Recorded data:

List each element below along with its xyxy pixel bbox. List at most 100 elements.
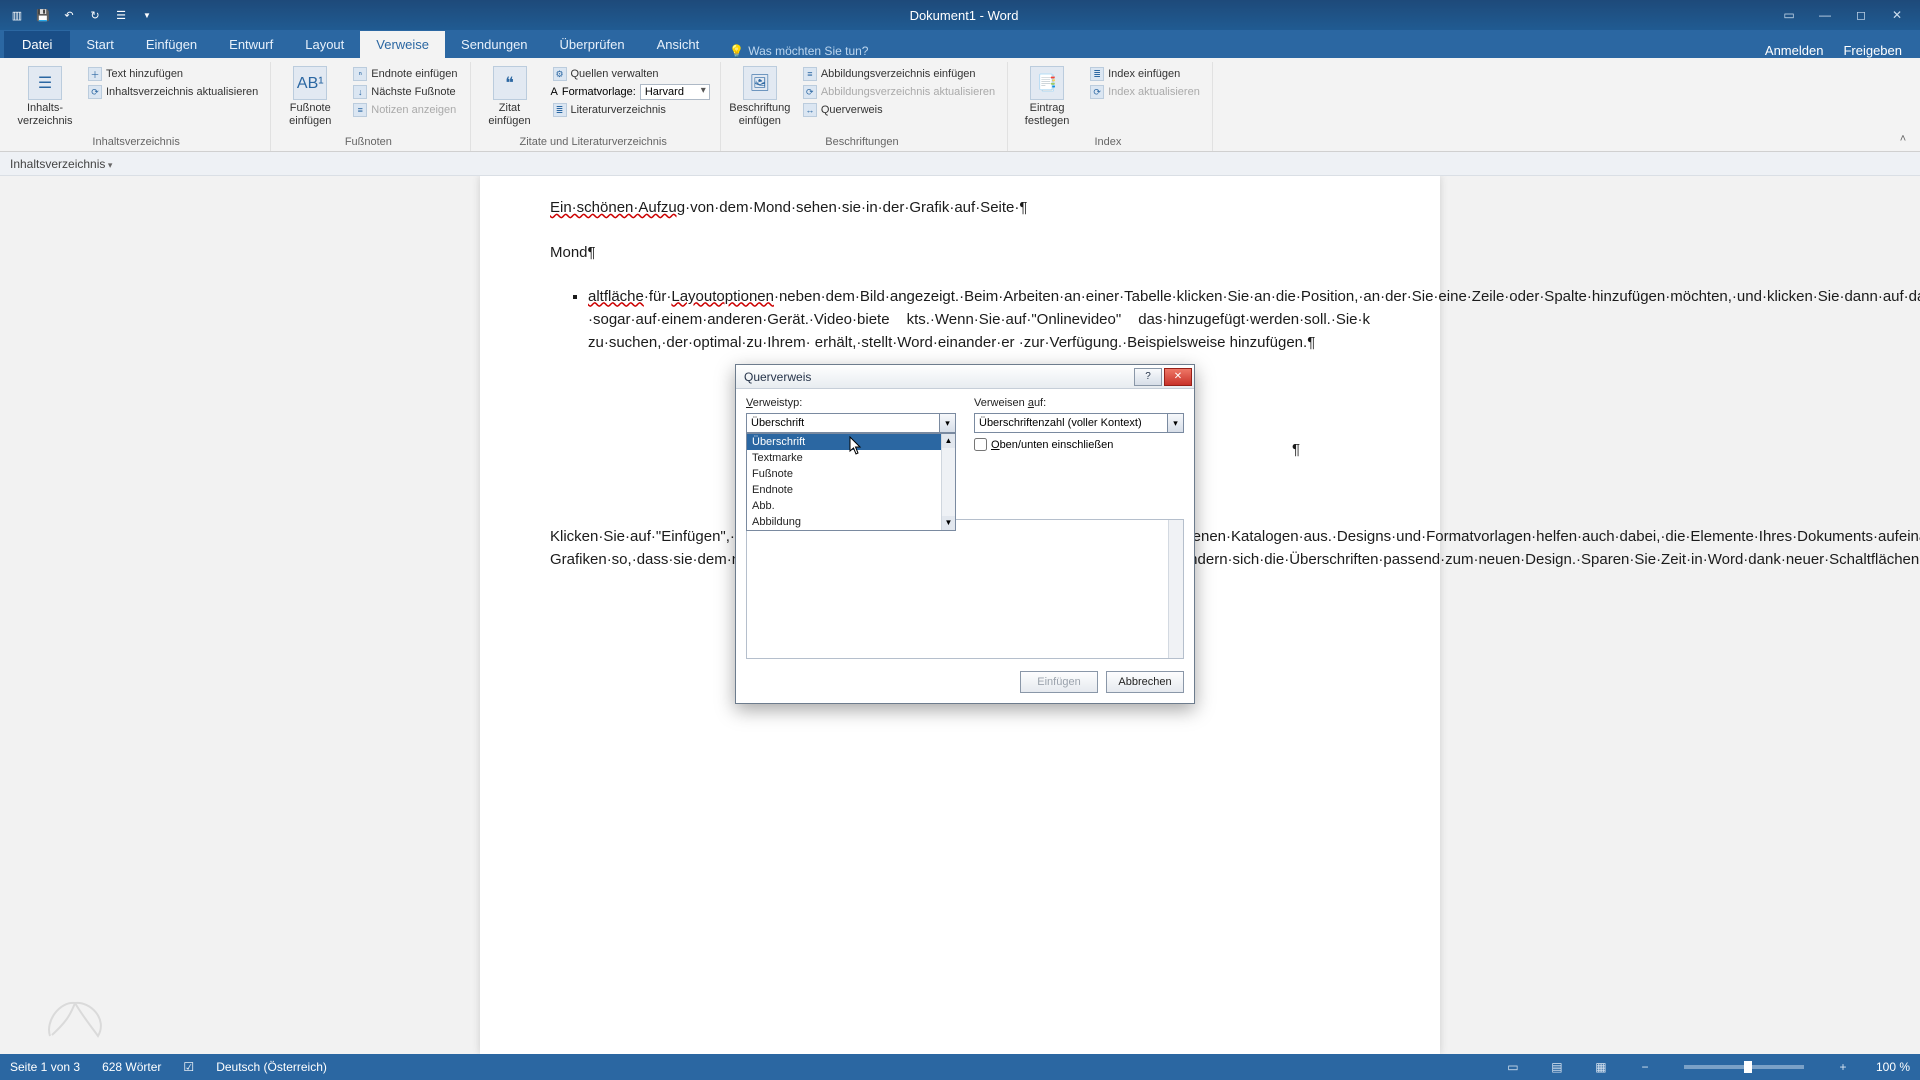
crossref-icon: ↔ bbox=[803, 103, 817, 117]
ribbon-tabs: Datei Start Einfügen Entwurf Layout Verw… bbox=[0, 30, 1920, 58]
touch-mode-icon[interactable]: ☰ bbox=[112, 6, 130, 24]
ribbon-verweise: ☰ Inhalts- verzeichnis ＋Text hinzufügen … bbox=[0, 58, 1920, 152]
update-tof-icon: ⟳ bbox=[803, 85, 817, 99]
tab-file[interactable]: Datei bbox=[4, 31, 70, 58]
group-label-index: Index bbox=[1014, 134, 1202, 151]
tab-entwurf[interactable]: Entwurf bbox=[213, 31, 289, 58]
querverweis-button[interactable]: ↔ Querverweis bbox=[801, 102, 997, 118]
dialog-body: Verweistyp: Verweisen auf: Überschrift ▾… bbox=[736, 389, 1194, 703]
status-proofing-icon[interactable]: ☑ bbox=[183, 1060, 194, 1074]
close-icon[interactable]: ✕ bbox=[1880, 4, 1914, 26]
oben-unten-checkbox[interactable] bbox=[974, 438, 987, 451]
verweistyp-option-fussnote[interactable]: Fußnote bbox=[747, 466, 955, 482]
tell-me-search[interactable]: 💡 Was möchten Sie tun? bbox=[729, 44, 868, 58]
show-notes-icon: ≡ bbox=[353, 103, 367, 117]
collapse-ribbon-icon[interactable]: ˄ bbox=[1894, 130, 1912, 148]
text-hinzufuegen-label: Text hinzufügen bbox=[106, 68, 183, 80]
ribbon-group-zitate: ❝ Zitat einfügen ⚙Quellen verwalten A Fo… bbox=[471, 62, 721, 151]
zoom-slider[interactable] bbox=[1684, 1065, 1804, 1069]
literaturverzeichnis-button[interactable]: ≣Literaturverzeichnis bbox=[551, 102, 710, 118]
verweistyp-option-abbildung[interactable]: Abbildung bbox=[747, 514, 955, 530]
minimize-icon[interactable]: — bbox=[1808, 4, 1842, 26]
sign-in-link[interactable]: Anmelden bbox=[1765, 43, 1824, 58]
tab-verweise[interactable]: Verweise bbox=[360, 31, 445, 58]
tab-layout[interactable]: Layout bbox=[289, 31, 360, 58]
undo-icon[interactable]: ↶ bbox=[60, 6, 78, 24]
zoom-percent[interactable]: 100 % bbox=[1876, 1060, 1910, 1074]
view-print-layout-icon[interactable]: ▤ bbox=[1546, 1058, 1568, 1076]
fussnote-einfuegen-button[interactable]: AB¹ Fußnote einfügen bbox=[277, 66, 343, 128]
querverweis-dialog: Querverweis ? ✕ Verweistyp: Verweisen au… bbox=[735, 364, 1195, 704]
verweistyp-option-abb[interactable]: Abb. bbox=[747, 498, 955, 514]
verweistyp-dropdown-scrollbar[interactable]: ▲ ▼ bbox=[941, 434, 955, 530]
eintrag-festlegen-button[interactable]: 📑 Eintrag festlegen bbox=[1014, 66, 1080, 128]
quick-access-toolbar: ▥ 💾 ↶ ↻ ☰ ▼ bbox=[0, 6, 156, 24]
scroll-up-icon[interactable]: ▲ bbox=[942, 434, 955, 448]
oben-unten-checkbox-row[interactable]: Oben/unten einschließen bbox=[974, 438, 1184, 451]
status-language[interactable]: Deutsch (Österreich) bbox=[216, 1060, 327, 1074]
ribbon-display-options-icon[interactable]: ▭ bbox=[1772, 4, 1806, 26]
verweistyp-combo[interactable]: Überschrift ▾ Überschrift Textmarke Fußn… bbox=[746, 413, 956, 433]
update-toc-icon: ⟳ bbox=[88, 85, 102, 99]
index-einfuegen-button[interactable]: ≣Index einfügen bbox=[1088, 66, 1202, 82]
doc-bullet-rest: ·neben·dem·Bild·angezeigt.·Beim·Arbeiten… bbox=[588, 288, 1920, 352]
formatvorlage-selector[interactable]: A Formatvorlage: Harvard bbox=[551, 84, 710, 100]
status-words[interactable]: 628 Wörter bbox=[102, 1060, 161, 1074]
dialog-help-icon[interactable]: ? bbox=[1134, 368, 1162, 386]
mark-entry-icon: 📑 bbox=[1030, 66, 1064, 100]
ribbon-group-fussnoten: AB¹ Fußnote einfügen ⁿEndnote einfügen ↓… bbox=[271, 62, 470, 151]
zitat-einfuegen-label: Zitat einfügen bbox=[477, 102, 543, 128]
index-aktualisieren-button: ⟳Index aktualisieren bbox=[1088, 84, 1202, 100]
zoom-in-icon[interactable]: + bbox=[1832, 1058, 1854, 1076]
verweisen-auf-combo-button[interactable]: ▾ bbox=[1167, 414, 1183, 432]
naechste-fussnote-button[interactable]: ↓Nächste Fußnote bbox=[351, 84, 459, 100]
inhaltsverzeichnis-button[interactable]: ☰ Inhalts- verzeichnis bbox=[12, 66, 78, 128]
dialog-titlebar[interactable]: Querverweis ? ✕ bbox=[736, 365, 1194, 389]
text-hinzufuegen-button[interactable]: ＋Text hinzufügen bbox=[86, 66, 260, 82]
abbrechen-button[interactable]: Abbrechen bbox=[1106, 671, 1184, 693]
inhaltsverzeichnis-label: Inhalts- verzeichnis bbox=[12, 102, 78, 128]
status-page[interactable]: Seite 1 von 3 bbox=[10, 1060, 80, 1074]
doc-wavy-1: altfläche bbox=[588, 288, 644, 305]
quellen-verwalten-button[interactable]: ⚙Quellen verwalten bbox=[551, 66, 710, 82]
scroll-down-icon[interactable]: ▼ bbox=[942, 516, 955, 530]
fussnote-einfuegen-label: Fußnote einfügen bbox=[277, 102, 343, 128]
tab-ansicht[interactable]: Ansicht bbox=[641, 31, 716, 58]
tab-sendungen[interactable]: Sendungen bbox=[445, 31, 544, 58]
mouse-cursor-icon bbox=[849, 436, 863, 456]
zoom-out-icon[interactable]: − bbox=[1634, 1058, 1656, 1076]
notizen-anzeigen-label: Notizen anzeigen bbox=[371, 104, 456, 116]
verweistyp-combo-button[interactable]: ▾ bbox=[939, 414, 955, 432]
endnote-einfuegen-button[interactable]: ⁿEndnote einfügen bbox=[351, 66, 459, 82]
fuer-welche-listbox[interactable] bbox=[746, 519, 1184, 659]
abbildungsverzeichnis-einfuegen-button[interactable]: ≡Abbildungsverzeichnis einfügen bbox=[801, 66, 997, 82]
einfuegen-button[interactable]: Einfügen bbox=[1020, 671, 1098, 693]
verweistyp-value: Überschrift bbox=[751, 417, 804, 429]
zoom-slider-thumb[interactable] bbox=[1744, 1061, 1752, 1073]
verweistyp-option-endnote[interactable]: Endnote bbox=[747, 482, 955, 498]
save-icon[interactable]: 💾 bbox=[34, 6, 52, 24]
view-read-mode-icon[interactable]: ▭ bbox=[1502, 1058, 1524, 1076]
abbildungsverzeichnis-aktualisieren-label: Abbildungsverzeichnis aktualisieren bbox=[821, 86, 995, 98]
group-label-beschriftungen: Beschriftungen bbox=[727, 134, 997, 151]
dialog-close-icon[interactable]: ✕ bbox=[1164, 368, 1192, 386]
listbox-scrollbar[interactable] bbox=[1168, 520, 1183, 658]
navigation-bar[interactable]: Inhaltsverzeichnis bbox=[0, 152, 1920, 176]
verweisen-auf-combo[interactable]: Überschriftenzahl (voller Kontext) ▾ bbox=[974, 413, 1184, 433]
tab-einfuegen[interactable]: Einfügen bbox=[130, 31, 213, 58]
formatvorlage-value[interactable]: Harvard bbox=[640, 84, 710, 100]
querverweis-label: Querverweis bbox=[821, 104, 883, 116]
maximize-icon[interactable]: ◻ bbox=[1844, 4, 1878, 26]
zitat-einfuegen-button[interactable]: ❝ Zitat einfügen bbox=[477, 66, 543, 128]
share-button[interactable]: Freigeben bbox=[1843, 43, 1902, 58]
word-app-icon: ▥ bbox=[8, 6, 26, 24]
redo-icon[interactable]: ↻ bbox=[86, 6, 104, 24]
tab-ueberpruefen[interactable]: Überprüfen bbox=[544, 31, 641, 58]
group-label-zitate: Zitate und Literaturverzeichnis bbox=[477, 134, 710, 151]
view-web-layout-icon[interactable]: ▦ bbox=[1590, 1058, 1612, 1076]
beschriftung-einfuegen-button[interactable]: 🖼 Beschriftung einfügen bbox=[727, 66, 793, 128]
manage-sources-icon: ⚙ bbox=[553, 67, 567, 81]
inhaltsverzeichnis-aktualisieren-button[interactable]: ⟳Inhaltsverzeichnis aktualisieren bbox=[86, 84, 260, 100]
qat-customize-icon[interactable]: ▼ bbox=[138, 6, 156, 24]
tab-start[interactable]: Start bbox=[70, 31, 129, 58]
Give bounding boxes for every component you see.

Stated task: Please output the lines from the line with "crossref-icon: ↔ bbox=[803, 103, 817, 117]" to the line with "zoom-slider[interactable] bbox=[1684, 1065, 1804, 1069]", both included, as a JSON list of strings with one string per line and blank lines omitted.

Solution to the exercise:
[
  "crossref-icon: ↔ bbox=[803, 103, 817, 117]",
  "ribbon-tabs: Datei Start Einfügen Entwurf Layout Verw… bbox=[0, 30, 1920, 58]",
  "touch-mode-icon[interactable]: ☰ bbox=[112, 6, 130, 24]",
  "ribbon-verweise: ☰ Inhalts- verzeichnis ＋Text hinzufügen … bbox=[0, 58, 1920, 152]",
  "update-tof-icon: ⟳ bbox=[803, 85, 817, 99]",
  "tab-file[interactable]: Datei bbox=[4, 31, 70, 58]",
  "group-label-index: Index bbox=[1014, 134, 1202, 151]",
  "tab-entwurf[interactable]: Entwurf bbox=[213, 31, 289, 58]",
  "querverweis-button[interactable]: ↔ Querverweis bbox=[801, 102, 997, 118]",
  "dialog-body: Verweistyp: Verweisen auf: Überschrift ▾… bbox=[736, 389, 1194, 703]",
  "status-proofing-icon[interactable]: ☑ bbox=[183, 1060, 194, 1074]",
  "close-icon[interactable]: ✕ bbox=[1880, 4, 1914, 26]",
  "oben-unten-checkbox[interactable] bbox=[974, 438, 987, 451]",
  "verweistyp-option-fussnote[interactable]: Fußnote bbox=[747, 466, 955, 482]",
  "tell-me-search[interactable]: 💡 Was möchten Sie tun? bbox=[729, 44, 868, 58]",
  "show-notes-icon: ≡ bbox=[353, 103, 367, 117]",
  "collapse-ribbon-icon[interactable]: ˄ bbox=[1894, 130, 1912, 148]",
  "text-hinzufuegen-label: Text hinzufügen bbox=[106, 68, 183, 80]",
  "ribbon-group-zitate: ❝ Zitat einfügen ⚙Quellen verwalten A Fo… bbox=[471, 62, 721, 151]",
  "zoom-slider[interactable] bbox=[1684, 1065, 1804, 1069]"
]